Collected data entries
....
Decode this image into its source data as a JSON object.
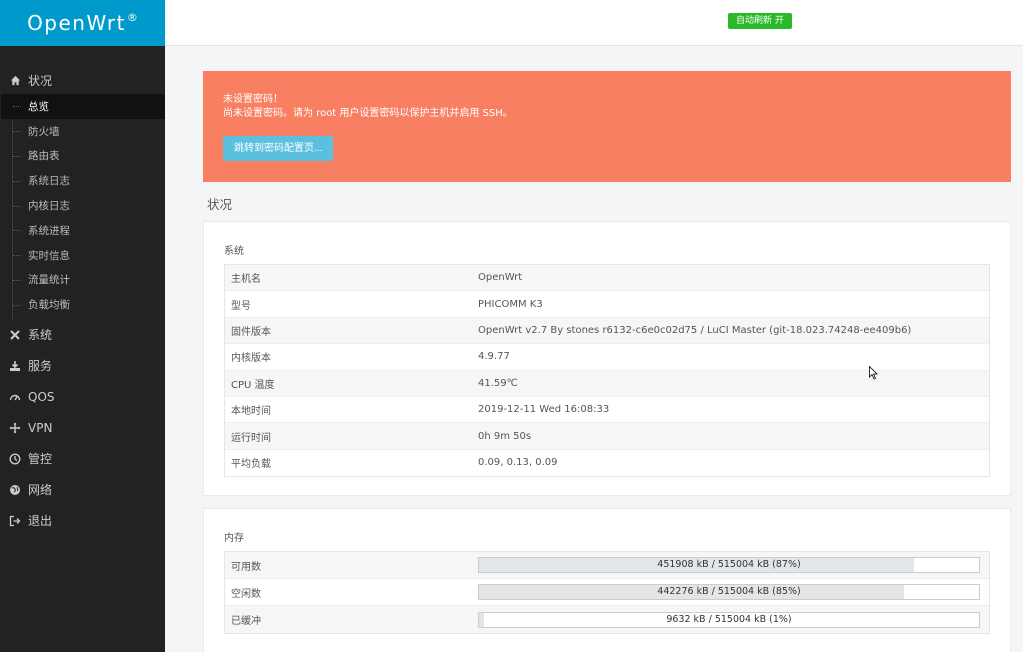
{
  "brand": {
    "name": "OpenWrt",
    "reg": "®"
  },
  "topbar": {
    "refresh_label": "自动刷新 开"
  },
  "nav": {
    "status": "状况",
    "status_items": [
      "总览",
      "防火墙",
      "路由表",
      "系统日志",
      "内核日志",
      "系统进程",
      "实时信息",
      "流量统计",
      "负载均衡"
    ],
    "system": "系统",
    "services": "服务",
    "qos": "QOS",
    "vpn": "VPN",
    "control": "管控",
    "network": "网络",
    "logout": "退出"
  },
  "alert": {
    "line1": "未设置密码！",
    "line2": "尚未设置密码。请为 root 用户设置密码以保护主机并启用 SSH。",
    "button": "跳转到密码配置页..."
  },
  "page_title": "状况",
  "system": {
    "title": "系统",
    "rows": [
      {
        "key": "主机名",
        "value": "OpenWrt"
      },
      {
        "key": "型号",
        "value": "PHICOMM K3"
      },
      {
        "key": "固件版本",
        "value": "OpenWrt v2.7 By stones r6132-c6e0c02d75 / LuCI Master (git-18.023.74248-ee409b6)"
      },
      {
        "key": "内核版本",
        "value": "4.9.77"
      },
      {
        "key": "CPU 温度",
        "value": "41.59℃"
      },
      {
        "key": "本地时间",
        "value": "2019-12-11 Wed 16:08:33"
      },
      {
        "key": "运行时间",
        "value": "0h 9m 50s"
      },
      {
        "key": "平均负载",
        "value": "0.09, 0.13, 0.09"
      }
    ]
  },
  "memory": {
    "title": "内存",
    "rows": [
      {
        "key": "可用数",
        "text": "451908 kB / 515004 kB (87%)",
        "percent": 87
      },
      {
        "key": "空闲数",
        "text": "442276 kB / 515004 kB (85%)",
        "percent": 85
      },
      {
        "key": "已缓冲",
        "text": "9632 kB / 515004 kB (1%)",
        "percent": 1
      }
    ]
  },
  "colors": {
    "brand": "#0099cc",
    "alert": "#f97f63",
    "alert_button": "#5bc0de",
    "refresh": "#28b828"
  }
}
....
> What is asked:
Look for "OpenWrt" and pull out every line that has it.

> Output below:
    "name": "OpenWrt",
        "value": "OpenWrt"
        "value": "OpenWrt v2.7 By stones r6132-c6e0c02d75 / LuCI Master (git-18.023.74248-ee409b6)"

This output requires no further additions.